* **Instruction**
Carry on the camp story below about Bic, Ben and Rodney at the Huckleberry Fair, picking up after its final sentence.

* **Passage to read**
☆ ☆ ☆ ☆ ☆ ☆ ☆

Oh yes—it was thermal warming I was aiming to chat about this morning. I’ve gained new appreciation for thermal things, a warm bed in particular. While we enjoyed six lovely days at camp, I slept on an air-mattress in an unheated cabin—at night anyway. The air in the mattress takes on the temperature of the room, and transfers that chill to the body resting on it. Need I say more? Brrrrr!
Layers didn’t seem to help much, on the bed or on me! And believe me, I had enough layers on me to scare the dust-bunnies as I passed by on my middle-of-the-night trek to an even colder spot—the necessary!
It was a lament among many of us—too cold, not enough warm clothes. Funny how you forget from year-to-year just how cold 50 degrees can be. Why, we think it’s a heat wave in April after a frigid NE winter! Not so in October, when we’re still in July-mode.
So, when we got home, some of us fell ill to sore throats and sneezles, coughs and headaches. I—being one of them—came to appreciate my cozy bed, warm feet and hands, and a warm insulated house!
Turns out that Bic, Ben and Rodney learned a lesson in appreciation too at Pine Acres. You may recall they sneaked away from Miss Winklesnout during the Huckleberry Fair. Their plan was to mimic the Cricket-Clan’s trapeze act that they’d watched earlier, so conspiring together, they decided to hide at the edge of the woods where no one would see them and wait till the all fair-goers left. Then they would play on the ropes and poles to their hearts' content!
Sure enough, everyone left except the crew. The boys hadn’t counted on that! The men worked hard at closing down booths, turning over tables, storing valuables and perishables carefully against the rainy weather forecast. The boys didn’t count on the stage being dismantled and they watched in dismay as all the ropes and poles were taken down and tucked inside of an oak-tarp lean-to.
“Great! What’ll we do now?” Rodney whispered. “Do you know your way back to the cabin and Miss Winklesnout?”
“Psshaw! Of course. We’ll find our way back. I paid attention on the way over here…” Bic boasted confidently as they set out to find their way. Alas, they had come to Huckleberry Fair in the daylight. Things looked remarkably different in the dark and this was strange territory to them all. They set out, however, skirting the edge of the fair grounds, hoping to elude the crewmen still ambling about, before they too headed to their barracks for the night.
“Well now young fellas!” a booming voice startled all three. They jumped back, huddling against each other. “What brings you out here at this hour of the night. Where are your folks, might I ask?”
“Ah-h-h… ummm! That is, we’re staying with our teacher, Miss Winklesnout at the Pine Acres Resort, sir. She left already and we were just finding our way back too.” Ben spoke up.
“And would she have several other young students with her as well…?” the manager questioned further.
“Yes, sir. We are on a class-trip.” Rodney spoke with a tight, nervous voice, pushing his thick glasses up further on his snout.
“And how is it you are not with her now, young man?” Dark beady eyes bore down as he gripped Rodney’s shoulder firmly.

☆ ☆ ☆ ☆ ☆ ☆ ☆

* **Information supplied**

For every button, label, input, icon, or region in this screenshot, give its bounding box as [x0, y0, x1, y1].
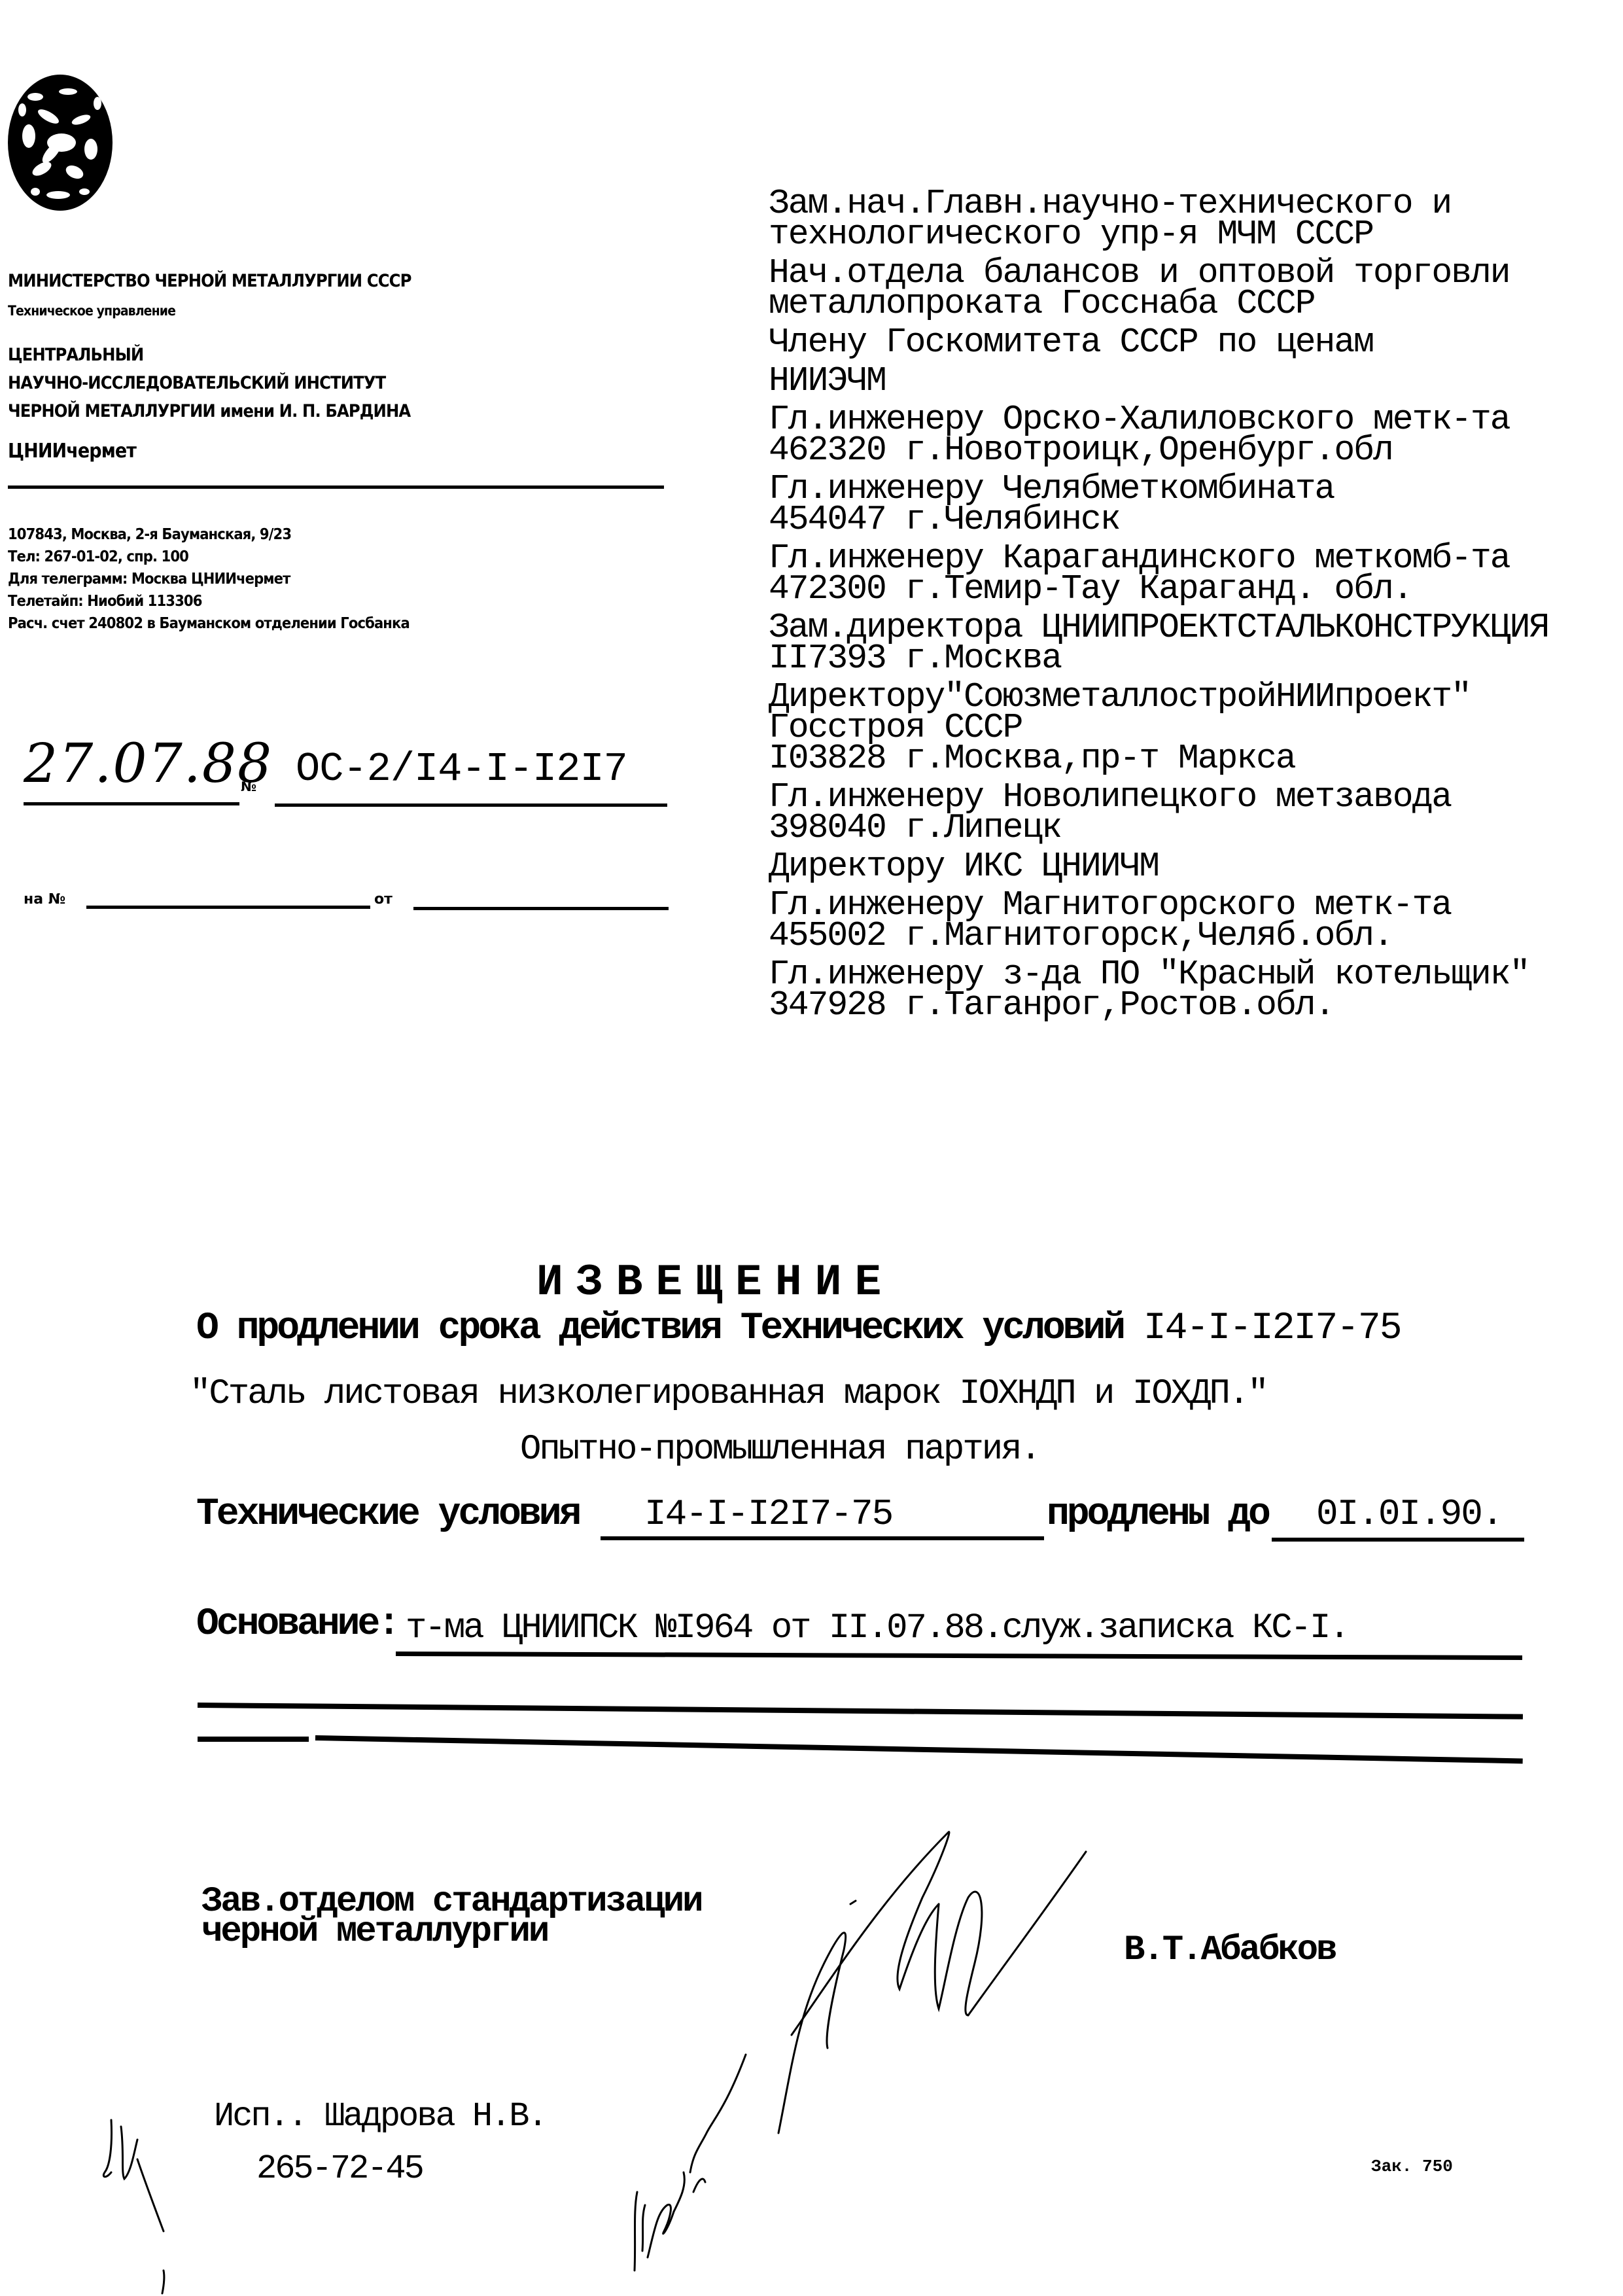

☆ ☆ ☆ ☆ ☆ ☆ ☆

* **Task result**
“Do you know what lurks out in that dark woods at night just waiting for luscious, chubby little mouselings like yourself? Huh? Do you know?” he glared in turn at all three.
Bic looked down at himself. Chubby? Luscious? Harrumph!
“…And you, young man!” the manager let go of Rodney and turned to Bic. “Are you the instigator of this little adventure?”
Bic, straightening himself, clasped his hands tightly and braved the reply. “No sir. I mean, yes sir… that is, well, I guess I am. We thought it would be fun to play on the trapeze and be like the cricket-clan act. We didn’t know it would get dark so quickly…”
The manager stood silently, disapprovingly. All three boys stood waiting.
“Come with me.” The command was absolute and not one of them thought to disobey.
They were shown to a small bunk in the back of the crew’s barracks. “Set yourselves down right there and don’t move until I come back. Do I make myself clear?”
“Yes sir…” they said, almost in unison.
They watched wide-eyed and silent as the other crew members lolled about the long table in the middle of the room. Rows of bunks lined the perimeter, and some of the men had already turned in for the night. Others ate at the table, some silently, a few regaling tales of the day. Some glanced now and then at the three boys hunched together in the corner bunk, but no one addressed them.
In a short while, the manager came back with three small bowls of stew and some crusts of bread.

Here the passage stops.